• _Your instructions_:
How many of the lines that follow contain the word "screenshot"? Give only the number.

§ §

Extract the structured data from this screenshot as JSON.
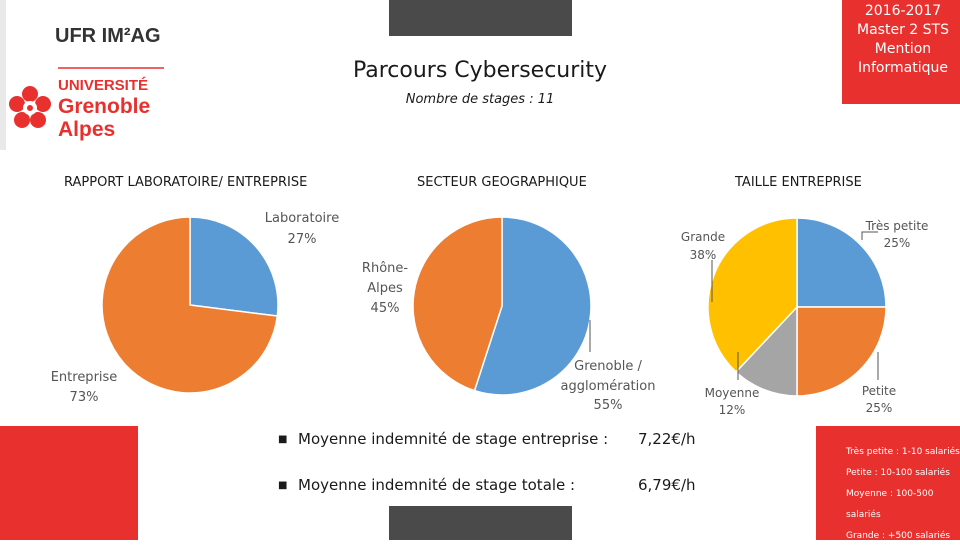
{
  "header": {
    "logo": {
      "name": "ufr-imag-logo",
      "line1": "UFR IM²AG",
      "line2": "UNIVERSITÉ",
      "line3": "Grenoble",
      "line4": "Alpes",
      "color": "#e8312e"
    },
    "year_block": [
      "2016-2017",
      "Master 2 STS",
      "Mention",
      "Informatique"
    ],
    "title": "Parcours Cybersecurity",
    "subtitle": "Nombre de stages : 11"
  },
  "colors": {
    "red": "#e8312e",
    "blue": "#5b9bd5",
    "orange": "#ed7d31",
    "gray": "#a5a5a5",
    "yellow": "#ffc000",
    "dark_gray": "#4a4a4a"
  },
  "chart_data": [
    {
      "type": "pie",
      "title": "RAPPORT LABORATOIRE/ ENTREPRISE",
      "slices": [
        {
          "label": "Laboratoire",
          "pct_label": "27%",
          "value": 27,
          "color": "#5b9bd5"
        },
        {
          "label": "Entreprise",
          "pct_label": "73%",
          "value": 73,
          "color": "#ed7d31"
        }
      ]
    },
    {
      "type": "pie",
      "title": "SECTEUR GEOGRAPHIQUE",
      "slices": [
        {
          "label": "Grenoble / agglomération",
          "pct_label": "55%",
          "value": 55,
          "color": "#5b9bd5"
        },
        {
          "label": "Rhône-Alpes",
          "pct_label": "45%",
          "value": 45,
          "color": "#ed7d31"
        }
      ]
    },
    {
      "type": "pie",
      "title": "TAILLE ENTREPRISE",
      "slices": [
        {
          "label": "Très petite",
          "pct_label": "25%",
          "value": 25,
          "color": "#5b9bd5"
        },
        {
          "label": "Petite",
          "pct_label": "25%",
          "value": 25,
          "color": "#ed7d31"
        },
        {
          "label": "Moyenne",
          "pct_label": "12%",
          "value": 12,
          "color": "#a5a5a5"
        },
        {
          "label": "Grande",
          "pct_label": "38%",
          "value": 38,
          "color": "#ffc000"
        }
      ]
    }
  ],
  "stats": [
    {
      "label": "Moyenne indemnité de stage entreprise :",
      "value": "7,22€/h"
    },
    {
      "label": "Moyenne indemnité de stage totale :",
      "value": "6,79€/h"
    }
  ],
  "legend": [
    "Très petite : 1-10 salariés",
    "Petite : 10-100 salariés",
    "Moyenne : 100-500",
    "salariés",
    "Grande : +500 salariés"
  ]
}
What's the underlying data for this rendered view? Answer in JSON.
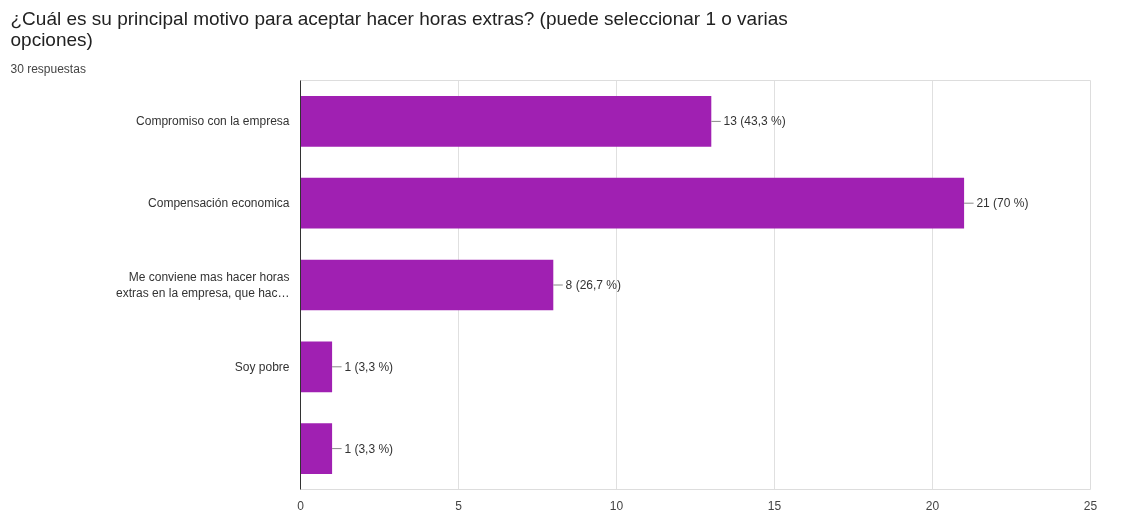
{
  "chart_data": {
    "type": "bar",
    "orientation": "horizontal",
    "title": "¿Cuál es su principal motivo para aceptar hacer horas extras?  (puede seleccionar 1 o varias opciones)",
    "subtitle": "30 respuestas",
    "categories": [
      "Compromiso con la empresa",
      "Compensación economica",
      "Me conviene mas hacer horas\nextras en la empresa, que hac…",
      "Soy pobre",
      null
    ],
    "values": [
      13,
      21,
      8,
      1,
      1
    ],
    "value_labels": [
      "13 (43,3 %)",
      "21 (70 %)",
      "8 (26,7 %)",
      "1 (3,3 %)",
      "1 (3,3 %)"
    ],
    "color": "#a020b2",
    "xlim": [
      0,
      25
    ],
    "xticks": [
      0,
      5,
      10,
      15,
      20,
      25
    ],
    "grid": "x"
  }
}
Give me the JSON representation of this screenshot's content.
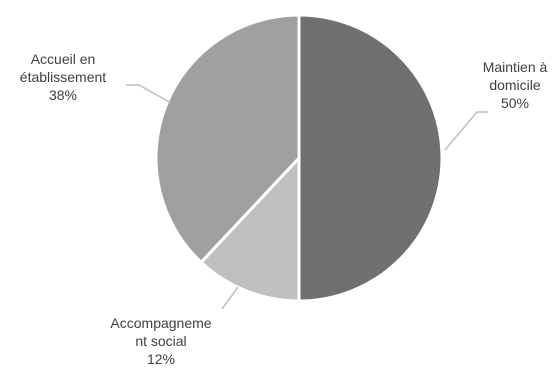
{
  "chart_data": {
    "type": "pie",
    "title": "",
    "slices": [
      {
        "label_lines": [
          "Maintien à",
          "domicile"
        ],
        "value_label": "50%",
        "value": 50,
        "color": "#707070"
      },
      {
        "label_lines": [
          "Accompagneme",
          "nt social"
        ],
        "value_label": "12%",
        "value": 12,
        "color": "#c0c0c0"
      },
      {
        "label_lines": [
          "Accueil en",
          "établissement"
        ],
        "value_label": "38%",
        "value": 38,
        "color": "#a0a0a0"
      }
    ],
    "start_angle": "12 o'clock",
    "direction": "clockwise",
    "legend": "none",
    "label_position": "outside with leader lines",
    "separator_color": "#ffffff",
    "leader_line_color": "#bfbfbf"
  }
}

§ §

• _Task response_:
2